§ The problem:
Only the lines from the line holding "Enumerate this screenshot's" through the final line of the entries below are to be returned, exactly as they stand.

§ Materials provided:
========================================================================

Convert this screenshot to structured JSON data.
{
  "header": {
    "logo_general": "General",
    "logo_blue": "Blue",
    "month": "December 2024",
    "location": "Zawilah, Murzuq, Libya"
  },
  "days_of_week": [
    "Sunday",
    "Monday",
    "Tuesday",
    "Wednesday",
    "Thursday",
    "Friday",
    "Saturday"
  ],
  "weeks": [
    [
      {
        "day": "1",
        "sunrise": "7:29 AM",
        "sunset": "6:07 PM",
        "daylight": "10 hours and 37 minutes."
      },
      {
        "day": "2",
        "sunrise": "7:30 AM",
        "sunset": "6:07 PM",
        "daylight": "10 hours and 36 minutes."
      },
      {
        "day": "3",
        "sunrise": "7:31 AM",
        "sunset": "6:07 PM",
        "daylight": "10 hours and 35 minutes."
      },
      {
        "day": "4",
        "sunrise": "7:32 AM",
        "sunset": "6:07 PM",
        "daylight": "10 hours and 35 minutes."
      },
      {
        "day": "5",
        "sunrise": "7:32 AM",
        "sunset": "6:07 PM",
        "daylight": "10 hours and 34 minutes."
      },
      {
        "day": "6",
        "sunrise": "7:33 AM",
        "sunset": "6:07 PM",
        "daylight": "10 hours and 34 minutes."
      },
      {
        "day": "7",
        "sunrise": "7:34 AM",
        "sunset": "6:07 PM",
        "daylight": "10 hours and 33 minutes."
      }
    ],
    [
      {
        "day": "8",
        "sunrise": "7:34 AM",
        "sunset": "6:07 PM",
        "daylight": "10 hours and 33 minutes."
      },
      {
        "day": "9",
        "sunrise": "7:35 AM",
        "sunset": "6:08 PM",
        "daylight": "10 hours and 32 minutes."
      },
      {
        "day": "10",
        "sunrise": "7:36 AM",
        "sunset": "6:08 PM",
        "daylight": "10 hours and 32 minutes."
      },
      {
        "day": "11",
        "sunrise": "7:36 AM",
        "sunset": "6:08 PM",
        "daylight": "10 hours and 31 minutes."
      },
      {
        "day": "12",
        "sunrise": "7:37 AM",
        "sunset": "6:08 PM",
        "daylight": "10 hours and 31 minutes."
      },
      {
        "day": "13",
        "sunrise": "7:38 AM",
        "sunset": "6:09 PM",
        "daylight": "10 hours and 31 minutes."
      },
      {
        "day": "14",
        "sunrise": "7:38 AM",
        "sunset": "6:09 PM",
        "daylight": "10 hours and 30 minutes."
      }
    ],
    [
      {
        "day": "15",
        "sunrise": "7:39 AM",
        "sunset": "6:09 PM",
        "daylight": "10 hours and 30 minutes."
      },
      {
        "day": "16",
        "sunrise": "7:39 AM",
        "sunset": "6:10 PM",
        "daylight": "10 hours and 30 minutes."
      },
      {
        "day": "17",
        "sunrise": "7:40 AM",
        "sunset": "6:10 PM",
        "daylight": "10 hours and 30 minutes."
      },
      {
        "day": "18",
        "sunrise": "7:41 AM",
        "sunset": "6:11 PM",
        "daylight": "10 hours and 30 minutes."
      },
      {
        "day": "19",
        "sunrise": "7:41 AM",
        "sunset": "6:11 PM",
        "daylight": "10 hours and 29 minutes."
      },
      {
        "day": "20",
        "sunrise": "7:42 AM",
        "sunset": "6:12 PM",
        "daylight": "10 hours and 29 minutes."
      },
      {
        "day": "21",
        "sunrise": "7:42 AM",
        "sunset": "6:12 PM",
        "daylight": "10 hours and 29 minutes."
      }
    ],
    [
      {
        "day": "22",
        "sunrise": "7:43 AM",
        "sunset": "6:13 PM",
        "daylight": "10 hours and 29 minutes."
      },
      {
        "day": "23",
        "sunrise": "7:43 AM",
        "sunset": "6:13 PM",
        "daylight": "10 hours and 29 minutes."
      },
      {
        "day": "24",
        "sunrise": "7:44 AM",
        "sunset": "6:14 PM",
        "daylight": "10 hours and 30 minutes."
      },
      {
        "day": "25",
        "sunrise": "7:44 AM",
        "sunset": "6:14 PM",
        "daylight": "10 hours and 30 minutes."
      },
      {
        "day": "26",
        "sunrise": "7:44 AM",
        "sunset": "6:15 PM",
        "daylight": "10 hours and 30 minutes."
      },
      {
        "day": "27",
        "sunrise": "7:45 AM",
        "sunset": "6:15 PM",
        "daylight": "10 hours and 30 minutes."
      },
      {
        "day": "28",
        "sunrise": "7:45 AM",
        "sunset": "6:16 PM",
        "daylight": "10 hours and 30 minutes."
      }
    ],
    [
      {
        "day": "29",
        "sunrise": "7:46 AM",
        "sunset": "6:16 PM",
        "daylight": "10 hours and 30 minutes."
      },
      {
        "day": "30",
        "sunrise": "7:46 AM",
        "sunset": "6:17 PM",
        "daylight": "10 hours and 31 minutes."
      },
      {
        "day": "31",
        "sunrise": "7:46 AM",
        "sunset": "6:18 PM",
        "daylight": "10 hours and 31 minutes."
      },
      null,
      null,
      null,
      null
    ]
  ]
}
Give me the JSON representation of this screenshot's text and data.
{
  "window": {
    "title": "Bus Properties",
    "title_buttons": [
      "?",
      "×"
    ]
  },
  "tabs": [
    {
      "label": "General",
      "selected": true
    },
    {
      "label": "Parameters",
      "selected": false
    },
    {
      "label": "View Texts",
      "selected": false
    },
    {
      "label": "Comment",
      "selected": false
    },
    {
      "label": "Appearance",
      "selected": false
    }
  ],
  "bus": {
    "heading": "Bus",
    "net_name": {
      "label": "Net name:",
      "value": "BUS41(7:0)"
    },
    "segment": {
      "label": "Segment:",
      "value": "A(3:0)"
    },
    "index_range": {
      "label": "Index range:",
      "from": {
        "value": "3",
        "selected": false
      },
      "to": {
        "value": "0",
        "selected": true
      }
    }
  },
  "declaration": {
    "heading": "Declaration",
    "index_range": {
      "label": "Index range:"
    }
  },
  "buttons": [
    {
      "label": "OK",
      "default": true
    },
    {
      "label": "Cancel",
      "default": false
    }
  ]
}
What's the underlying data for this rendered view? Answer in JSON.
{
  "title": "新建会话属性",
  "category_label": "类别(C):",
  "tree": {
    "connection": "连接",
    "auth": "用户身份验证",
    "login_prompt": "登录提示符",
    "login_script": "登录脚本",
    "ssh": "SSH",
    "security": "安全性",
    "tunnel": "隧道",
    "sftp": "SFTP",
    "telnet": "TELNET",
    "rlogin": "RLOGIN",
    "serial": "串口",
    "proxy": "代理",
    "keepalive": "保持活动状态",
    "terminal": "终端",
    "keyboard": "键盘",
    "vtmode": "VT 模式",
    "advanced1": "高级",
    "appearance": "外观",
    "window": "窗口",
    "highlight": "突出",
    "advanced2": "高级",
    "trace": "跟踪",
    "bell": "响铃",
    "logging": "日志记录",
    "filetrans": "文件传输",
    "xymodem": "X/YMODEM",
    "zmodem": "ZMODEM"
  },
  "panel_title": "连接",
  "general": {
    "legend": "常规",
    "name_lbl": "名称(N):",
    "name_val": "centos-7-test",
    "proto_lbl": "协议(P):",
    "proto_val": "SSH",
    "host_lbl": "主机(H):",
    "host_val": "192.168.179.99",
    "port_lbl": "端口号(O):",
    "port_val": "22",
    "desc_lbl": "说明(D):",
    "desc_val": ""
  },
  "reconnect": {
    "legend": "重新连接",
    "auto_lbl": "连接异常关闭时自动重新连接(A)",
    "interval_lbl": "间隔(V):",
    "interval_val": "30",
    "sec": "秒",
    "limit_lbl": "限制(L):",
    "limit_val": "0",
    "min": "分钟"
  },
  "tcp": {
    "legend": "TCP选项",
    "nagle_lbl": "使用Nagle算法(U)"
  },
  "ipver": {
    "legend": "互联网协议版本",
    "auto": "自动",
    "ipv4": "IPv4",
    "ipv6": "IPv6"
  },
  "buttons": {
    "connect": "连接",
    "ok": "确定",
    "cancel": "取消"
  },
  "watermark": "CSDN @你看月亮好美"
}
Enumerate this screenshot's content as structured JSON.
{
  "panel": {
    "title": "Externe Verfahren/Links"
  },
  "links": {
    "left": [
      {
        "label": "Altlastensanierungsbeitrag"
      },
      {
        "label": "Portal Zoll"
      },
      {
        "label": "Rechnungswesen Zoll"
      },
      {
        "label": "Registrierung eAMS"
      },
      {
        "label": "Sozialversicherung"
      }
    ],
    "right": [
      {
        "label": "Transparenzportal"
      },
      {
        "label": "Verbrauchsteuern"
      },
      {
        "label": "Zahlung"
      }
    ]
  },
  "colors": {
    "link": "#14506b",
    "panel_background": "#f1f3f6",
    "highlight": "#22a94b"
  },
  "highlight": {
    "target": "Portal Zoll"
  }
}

========================================================================

§ Result of this task:
Enumerate this screenshot's content as structured JSON.
{
  "panel": {
    "title": "Externe Verfahren/Links"
  },
  "links": {
    "left": [
      {
        "label": "Altlastensanierungsbeitrag"
      },
      {
        "label": "Portal Zoll"
      },
      {
        "label": "Rechnungswesen Zoll"
      },
      {
        "label": "Registrierung eAMS"
      },
      {
        "label": "Sozialversicherung"
      }
    ],
    "right": [
      {
        "label": "Transparenzportal"
      },
      {
        "label": "Verbrauchsteuern"
      },
      {
        "label": "Zahlung"
      }
    ]
  },
  "colors": {
    "link": "#14506b",
    "panel_background": "#f1f3f6",
    "highlight": "#22a94b"
  },
  "highlight": {
    "target": "Portal Zoll"
  }
}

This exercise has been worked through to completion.